Given exercise 1
In the piece on the Harris Hill Ski Jump, how many steps did workers build up to the wood trestle jump?
Given exercise 2
In the Harris Hill Ski Jump piece, rewrite the stretch starting with "That’s just the" and going on through "the northeastern U.S.", replacing "Russia" with "Scandinavia".

By Kevin O’Connor.
In the dizzyingly heady days of the early 1900s as the Wright brothers were pioneering the first airplanes, a 23-year-old from Brattleboro strapped wooden slats to his feet and catapulted off a snow-covered ramp.
“Broke all my skis to pieces,” Frederick Harris penned in his diary in the winter of 1910. Two more timbers brought two more tries.
“Fell twice,” he wrote.
But again, persistence.
“Tried jump several times, and at last made it,” Harris proclaimed. “Hurrah, twice. Oh! Ye! Gods!”
If only Harris could have foreseen what it would snowball into.
In 1922, when the Vermonter went on to build what’s now the Harris Hill Ski Jump in his hometown of Brattleboro, he needed only a few planks for a launchpad and two more to lash to his boots to leap off a peak 30 stories high at speeds of up to 60 miles per hour.
“The jump provided heroics for all to see,” winter sports historian E. John B. Allen wrote. “It really did seem that a man could fly.”
That jump – albeit rebuilt —still stands today: the only Olympic-sized ski jump in New England and one of a mere six of its height in the nation. It will celebrate its 100th year on Feb. 18-20 drawing a crowd of world-class athletes and several thousand spectators.
That’s just the latest wrinkle in the long history of Harris Hill rising above seemingly insurmountable odds.
The oldest known skis —discovered in the snowdrifts of Russia—date back some 10,000 years. But “skiing” and “ski jumping” were not household words when Harris, a sportsman turned stockbroker, introduced the sport to the northeastern U.S.
“When, as a young man, Harris first began skiing in the winter of 1903-04, only a few Americans had ever strapped on skis for sport or simply to travel,” Allen writes (albeit failing to acknowledge early native Americans who may have used skis for hunting or to traverse).
A pioneering “extreme skier,” Harris was one of the founders of the Dartmouth Outing Club. The first such organization of its kind, its mission was “to stimulate interest in out-of-door winter sports,” he wrote in the college newspaper. In 1913, Harris —along with DOC members Carl Shumway and Joseph Cheney — became the first men credited with hiking and skiing Mt. Washington. Harris also claimed the first ski descent of Whiteface, in the Adirondacks.
Harris lived for adventure. He often canoed the Connecticut River to commute between Dartmouth College and his home in Brattleboro, 70 miles south. In 1912, Harris won the U.S. mixed doubles tennis championship and in 1920 he piloted his 87-year-old grandmother in a plane.
That’s why locals weren’t surprised when Harris, who shaped boards and shellacked them to make his own skis—created the Brattleboro Outing Club in 1922, the same year he created his namesake jump.
Harris had eyed an evergreen-covered hill on Cedar Street in December of 1921. In a month, workers cut trees, blasted rocks, smoothed the slope and constructed 350 steps up to a wood trestle jump— at a cost of $2,200.
Harris then enlisted his sister, Evelyn, to help him test the hill. Though Evelyn Harris and, later, the sisters Dorothy and Maxine Graves, were skiing off the jump before World War II, it wasn’t until 2014 that women were allowed to ski jump at the Olympics.

Dataset content
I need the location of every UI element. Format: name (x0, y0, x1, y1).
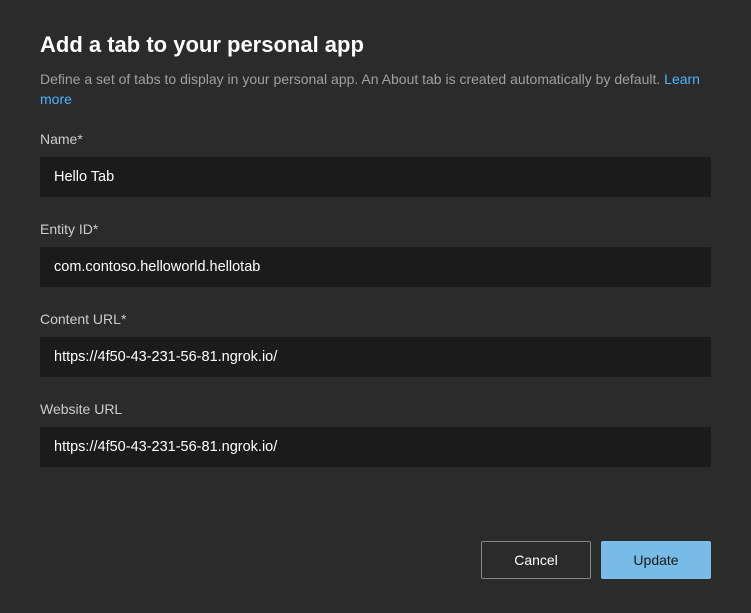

Correct response 1
350 steps

Correct response 2
That’s just the latest wrinkle in the long history of Harris Hill rising above seemingly insurmountable odds.
The oldest known skis —discovered in the snowdrifts of Scandinavia—date back some 10,000 years. But “skiing” and “ski jumping” were not household words when Harris, a sportsman turned stockbroker, introduced the sport to the northeastern U.S.